━━━━━ Given data

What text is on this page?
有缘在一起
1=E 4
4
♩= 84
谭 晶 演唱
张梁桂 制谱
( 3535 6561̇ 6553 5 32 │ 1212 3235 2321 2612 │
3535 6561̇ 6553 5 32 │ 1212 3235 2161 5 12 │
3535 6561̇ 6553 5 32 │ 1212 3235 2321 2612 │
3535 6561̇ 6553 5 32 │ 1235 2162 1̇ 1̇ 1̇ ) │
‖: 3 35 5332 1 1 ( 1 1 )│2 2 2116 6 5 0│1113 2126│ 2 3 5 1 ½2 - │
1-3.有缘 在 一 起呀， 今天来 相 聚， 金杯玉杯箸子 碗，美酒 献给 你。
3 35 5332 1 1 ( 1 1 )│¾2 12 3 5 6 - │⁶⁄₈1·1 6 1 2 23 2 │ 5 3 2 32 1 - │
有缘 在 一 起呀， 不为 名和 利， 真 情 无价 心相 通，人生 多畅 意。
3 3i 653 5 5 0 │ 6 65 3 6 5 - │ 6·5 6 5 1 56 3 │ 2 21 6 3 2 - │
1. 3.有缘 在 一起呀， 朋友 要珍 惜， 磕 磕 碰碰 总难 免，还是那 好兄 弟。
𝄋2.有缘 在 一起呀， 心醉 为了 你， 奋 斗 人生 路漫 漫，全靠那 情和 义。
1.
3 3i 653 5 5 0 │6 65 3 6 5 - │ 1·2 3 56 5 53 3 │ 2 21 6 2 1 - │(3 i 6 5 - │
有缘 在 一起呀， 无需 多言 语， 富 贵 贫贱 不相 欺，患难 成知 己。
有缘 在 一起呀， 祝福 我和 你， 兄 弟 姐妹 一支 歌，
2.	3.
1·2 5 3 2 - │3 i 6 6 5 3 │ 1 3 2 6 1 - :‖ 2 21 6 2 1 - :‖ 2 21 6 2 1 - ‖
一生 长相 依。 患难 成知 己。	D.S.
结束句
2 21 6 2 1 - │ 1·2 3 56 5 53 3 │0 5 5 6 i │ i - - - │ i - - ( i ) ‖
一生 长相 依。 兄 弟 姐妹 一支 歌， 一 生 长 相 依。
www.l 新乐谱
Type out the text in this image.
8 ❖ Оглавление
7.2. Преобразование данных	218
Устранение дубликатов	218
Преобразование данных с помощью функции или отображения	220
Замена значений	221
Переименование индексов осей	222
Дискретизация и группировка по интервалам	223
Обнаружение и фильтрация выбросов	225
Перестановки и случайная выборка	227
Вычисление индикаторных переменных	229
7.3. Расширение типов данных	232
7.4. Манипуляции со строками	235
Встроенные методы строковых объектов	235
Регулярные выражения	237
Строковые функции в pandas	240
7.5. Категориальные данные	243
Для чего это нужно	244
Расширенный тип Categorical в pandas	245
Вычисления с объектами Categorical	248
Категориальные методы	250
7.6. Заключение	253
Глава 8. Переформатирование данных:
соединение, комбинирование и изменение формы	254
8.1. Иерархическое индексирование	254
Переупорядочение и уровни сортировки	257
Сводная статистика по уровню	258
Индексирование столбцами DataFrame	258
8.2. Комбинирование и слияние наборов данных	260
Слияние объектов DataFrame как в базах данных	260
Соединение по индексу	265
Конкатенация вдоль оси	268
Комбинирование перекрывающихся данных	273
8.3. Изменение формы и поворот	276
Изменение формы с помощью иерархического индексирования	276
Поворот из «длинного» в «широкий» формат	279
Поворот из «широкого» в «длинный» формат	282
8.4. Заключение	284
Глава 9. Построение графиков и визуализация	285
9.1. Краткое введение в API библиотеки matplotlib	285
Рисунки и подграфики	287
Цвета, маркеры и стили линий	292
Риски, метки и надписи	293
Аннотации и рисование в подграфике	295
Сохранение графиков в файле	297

━━━━━━━━━━

* **Directions for this task**
Copy out the lines starting at the one containing "Type out the text in this image." and ending with the last line of the entries. Include nothing else.

* **Solved exercise**
Type out the text in this image.
8 ❖ Оглавление
7.2. Преобразование данных	218
Устранение дубликатов	218
Преобразование данных с помощью функции или отображения	220
Замена значений	221
Переименование индексов осей	222
Дискретизация и группировка по интервалам	223
Обнаружение и фильтрация выбросов	225
Перестановки и случайная выборка	227
Вычисление индикаторных переменных	229
7.3. Расширение типов данных	232
7.4. Манипуляции со строками	235
Встроенные методы строковых объектов	235
Регулярные выражения	237
Строковые функции в pandas	240
7.5. Категориальные данные	243
Для чего это нужно	244
Расширенный тип Categorical в pandas	245
Вычисления с объектами Categorical	248
Категориальные методы	250
7.6. Заключение	253
Глава 8. Переформатирование данных:
соединение, комбинирование и изменение формы	254
8.1. Иерархическое индексирование	254
Переупорядочение и уровни сортировки	257
Сводная статистика по уровню	258
Индексирование столбцами DataFrame	258
8.2. Комбинирование и слияние наборов данных	260
Слияние объектов DataFrame как в базах данных	260
Соединение по индексу	265
Конкатенация вдоль оси	268
Комбинирование перекрывающихся данных	273
8.3. Изменение формы и поворот	276
Изменение формы с помощью иерархического индексирования	276
Поворот из «длинного» в «широкий» формат	279
Поворот из «широкого» в «длинный» формат	282
8.4. Заключение	284
Глава 9. Построение графиков и визуализация	285
9.1. Краткое введение в API библиотеки matplotlib	285
Рисунки и подграфики	287
Цвета, маркеры и стили линий	292
Риски, метки и надписи	293
Аннотации и рисование в подграфике	295
Сохранение графиков в файле	297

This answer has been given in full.